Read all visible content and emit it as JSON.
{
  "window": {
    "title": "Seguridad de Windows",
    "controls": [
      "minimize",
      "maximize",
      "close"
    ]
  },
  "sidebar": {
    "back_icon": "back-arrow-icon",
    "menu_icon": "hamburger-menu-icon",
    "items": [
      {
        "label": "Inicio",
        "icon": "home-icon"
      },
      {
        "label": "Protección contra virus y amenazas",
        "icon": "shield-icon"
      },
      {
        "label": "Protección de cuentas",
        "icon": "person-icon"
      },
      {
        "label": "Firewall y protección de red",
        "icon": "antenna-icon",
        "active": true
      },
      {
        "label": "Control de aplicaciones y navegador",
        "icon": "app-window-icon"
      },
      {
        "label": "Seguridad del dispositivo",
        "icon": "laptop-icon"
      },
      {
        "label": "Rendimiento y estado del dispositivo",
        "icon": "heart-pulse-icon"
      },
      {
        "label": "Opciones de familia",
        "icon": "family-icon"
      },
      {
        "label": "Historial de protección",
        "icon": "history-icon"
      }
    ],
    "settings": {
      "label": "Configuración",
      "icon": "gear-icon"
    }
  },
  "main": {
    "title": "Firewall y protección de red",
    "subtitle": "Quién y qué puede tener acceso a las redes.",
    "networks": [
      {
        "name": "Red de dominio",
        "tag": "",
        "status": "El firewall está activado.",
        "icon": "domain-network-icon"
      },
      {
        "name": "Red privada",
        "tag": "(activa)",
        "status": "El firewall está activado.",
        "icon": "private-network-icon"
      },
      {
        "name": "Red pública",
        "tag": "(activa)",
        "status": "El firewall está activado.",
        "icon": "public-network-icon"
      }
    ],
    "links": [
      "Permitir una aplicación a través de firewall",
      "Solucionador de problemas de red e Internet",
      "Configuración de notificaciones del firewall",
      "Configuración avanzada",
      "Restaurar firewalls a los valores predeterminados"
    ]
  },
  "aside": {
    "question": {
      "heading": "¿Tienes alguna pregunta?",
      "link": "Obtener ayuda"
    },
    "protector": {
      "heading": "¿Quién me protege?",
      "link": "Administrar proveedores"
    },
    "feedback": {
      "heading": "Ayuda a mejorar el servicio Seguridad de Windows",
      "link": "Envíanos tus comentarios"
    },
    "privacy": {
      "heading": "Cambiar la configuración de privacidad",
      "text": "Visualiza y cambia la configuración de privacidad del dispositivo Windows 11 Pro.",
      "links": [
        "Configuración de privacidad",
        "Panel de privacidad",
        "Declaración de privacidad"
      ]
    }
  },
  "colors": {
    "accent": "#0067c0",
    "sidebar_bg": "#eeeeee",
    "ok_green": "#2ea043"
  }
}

============================================================

What this task involves:
Retype the records above so that nothing differs from the original.

Answer:
Read all visible content and emit it as JSON.
{
  "window": {
    "title": "Seguridad de Windows",
    "controls": [
      "minimize",
      "maximize",
      "close"
    ]
  },
  "sidebar": {
    "back_icon": "back-arrow-icon",
    "menu_icon": "hamburger-menu-icon",
    "items": [
      {
        "label": "Inicio",
        "icon": "home-icon"
      },
      {
        "label": "Protección contra virus y amenazas",
        "icon": "shield-icon"
      },
      {
        "label": "Protección de cuentas",
        "icon": "person-icon"
      },
      {
        "label": "Firewall y protección de red",
        "icon": "antenna-icon",
        "active": true
      },
      {
        "label": "Control de aplicaciones y navegador",
        "icon": "app-window-icon"
      },
      {
        "label": "Seguridad del dispositivo",
        "icon": "laptop-icon"
      },
      {
        "label": "Rendimiento y estado del dispositivo",
        "icon": "heart-pulse-icon"
      },
      {
        "label": "Opciones de familia",
        "icon": "family-icon"
      },
      {
        "label": "Historial de protección",
        "icon": "history-icon"
      }
    ],
    "settings": {
      "label": "Configuración",
      "icon": "gear-icon"
    }
  },
  "main": {
    "title": "Firewall y protección de red",
    "subtitle": "Quién y qué puede tener acceso a las redes.",
    "networks": [
      {
        "name": "Red de dominio",
        "tag": "",
        "status": "El firewall está activado.",
        "icon": "domain-network-icon"
      },
      {
        "name": "Red privada",
        "tag": "(activa)",
        "status": "El firewall está activado.",
        "icon": "private-network-icon"
      },
      {
        "name": "Red pública",
        "tag": "(activa)",
        "status": "El firewall está activado.",
        "icon": "public-network-icon"
      }
    ],
    "links": [
      "Permitir una aplicación a través de firewall",
      "Solucionador de problemas de red e Internet",
      "Configuración de notificaciones del firewall",
      "Configuración avanzada",
      "Restaurar firewalls a los valores predeterminados"
    ]
  },
  "aside": {
    "question": {
      "heading": "¿Tienes alguna pregunta?",
      "link": "Obtener ayuda"
    },
    "protector": {
      "heading": "¿Quién me protege?",
      "link": "Administrar proveedores"
    },
    "feedback": {
      "heading": "Ayuda a mejorar el servicio Seguridad de Windows",
      "link": "Envíanos tus comentarios"
    },
    "privacy": {
      "heading": "Cambiar la configuración de privacidad",
      "text": "Visualiza y cambia la configuración de privacidad del dispositivo Windows 11 Pro.",
      "links": [
        "Configuración de privacidad",
        "Panel de privacidad",
        "Declaración de privacidad"
      ]
    }
  },
  "colors": {
    "accent": "#0067c0",
    "sidebar_bg": "#eeeeee",
    "ok_green": "#2ea043"
  }
}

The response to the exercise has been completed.